Records to process:
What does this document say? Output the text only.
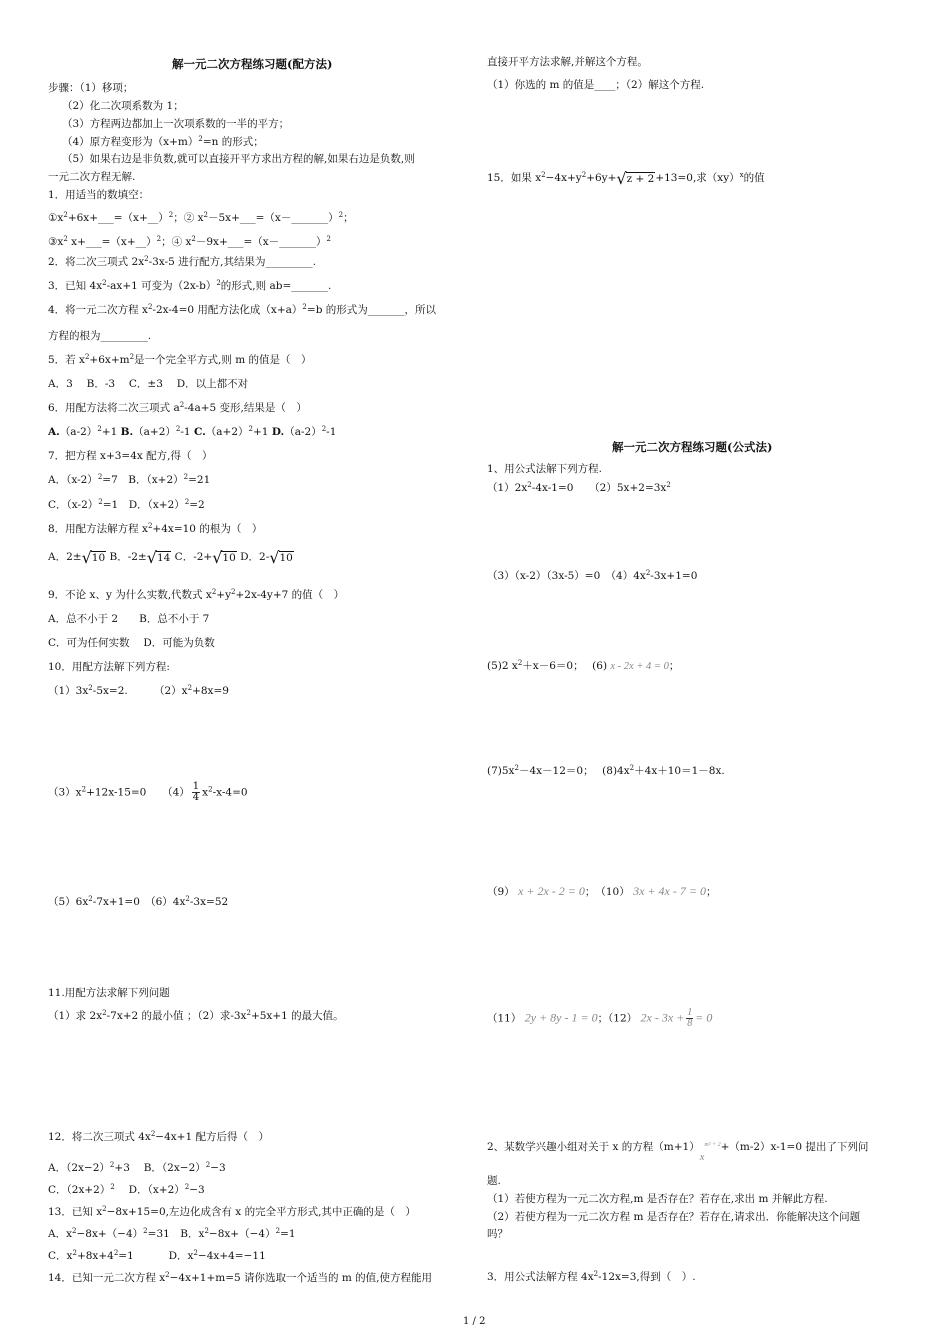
解一元二次方程练习题(配方法)
步骤：（1）移项；
（2）化二次项系数为 1；
（3）方程两边都加上一次项系数的一半的平方；
（4）原方程变形为$(x+m)^2=n$ 的形式；
（5）如果右边是非负数,就可以直接开平方求出方程的解,如果右边是负数,则
一元二次方程无解.
1．用适当的数填空：
$①x^2+6x+\_\_\_=(x+\_\_)^2$；② $x^2-5x+\_\_\_=(x-\_\_\_\_\_\_\_)^2$；
$③x^2$ x+___=（x+__）$^2$；④ $x^2-9x+\_\_\_=(x-\_\_\_\_\_\_\_)^2$
2．将二次三项式 $2x^2-3x-5$ 进行配方,其结果为_________.
3．已知 $4x^2-ax+1$ 可变为$(2x-b)^2$的形式,则 ab=_______.
4．将一元二次方程 $x^2-2x-4=0$ 用配方法化成$(x+a)^2=b$ 的形式为_______，所以
方程的根为_________.
5．若 $x^2+6x+m^2$是一个完全平方式,则 m 的值是（　）
A．3　 B．-3　 C．±3　 D．以上都不对
6．用配方法将二次三项式 $a^2-4a+5$ 变形,结果是（　）
$A.(a-2)^2+1$ $B.(a+2)^2-1$ $C.(a+2)^2+1$ $D.(a-2)^2-1$
7．把方程 x+3=4x 配方,得（　）
A．$(x-2)^2=7$　B．$(x+2)^2=21$
C．$(x-2)^2=1$　D．$(x+2)^2=2$
8．用配方法解方程 $x^2+4x=10$ 的根为（　）
A．2± √ 10 B．-2± √ 14 C．-2+ √ 10 D．2- √ 10
9．不论 x、y 为什么实数,代数式 $x^2+y^2+2x-4y+7$ 的值（　）
A．总不小于 2　　B．总不小于 7
C．可为任何实数　 D．可能为负数
10．用配方法解下列方程:
$(1)3x^2-5x=2$.　　　$(2)x^2+8x=9$
$(3)x^2+12x-15=0$　　$(4) \frac{1}{4} x^2-x-4=0$
$(5)6x^2-7x+1=0$　$(6)4x^2-3x=52$
11.用配方法求解下列问题
（1）求 $2x^2-7x+2$ 的最小值 ；（2）求$-3x^2+5x+1$ 的最大值。
12．将二次三项式 $4x^2-4x+1$ 配方后得（　）
A．$(2x-2)^2+3$　 B．$(2x-2)^2-3$
C．$(2x+2)^2$　 D．$(x+2)^2-3$
13．已知 $x^2-8x+15=0$,左边化成含有 x 的完全平方形式,其中正确的是（　）
A．$x^2-8x+(-4)^2=31$　B．$x^2-8x+(-4)^2=1$
C．$x^2+8x+4^2=1$　　　 D．$x^2-4x+4=-11$
14．已知一元二次方程 $x^2-4x+1+m=5$ 请你选取一个适当的 m 的值,使方程能用
直接开平方法求解,并解这个方程。
（1）你选的 m 的值是____；（2）解这个方程.
15．如果 $x^2-4x+y^2+6y+$ √ z + 2 +13=0,求（xy）$^x$的值
解一元二次方程练习题(公式法)
1、用公式法解下列方程.
$(1)2x^2-4x-1=0$　　$(2)5x+2=3x^2$
（3）（x-2）（3x-5）=0　$(4)4x^2-3x+1=0$
(5)2 $x^2+x-6=0$；　 (6) x - 2x + 4 = 0；
$(7)5x^2-4x-12=0$；　 $(8)4x^2+4x+10=1-8x$.
（9） x + 2x - 2 = 0；　（10） 3x + 4x - 7 = 0；
（11） 2y + 8y - 1 = 0；（12） $2x - 3x + \frac{1}{8} = 0$
2、某数学兴趣小组对关于 x 的方程$(m+1)x^{m^2 + 2}+(m-2)x-1=0$ 提出了下列问
题.
（1）若使方程为一元二次方程,m 是否存在？若存在,求出 m 并解此方程.
（2）若使方程为一元二次方程 m 是否存在？若存在,请求出．你能解决这个问题
吗？
3．用公式法解方程 $4x^2-12x=3$,得到（　）.
1 / 2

Exercise: Show every line where the string "若使方程为一元二次方程" appears.

Result:
（1）若使方程为一元二次方程,m 是否存在？若存在,求出 m 并解此方程.
（2）若使方程为一元二次方程 m 是否存在？若存在,请求出．你能解决这个问题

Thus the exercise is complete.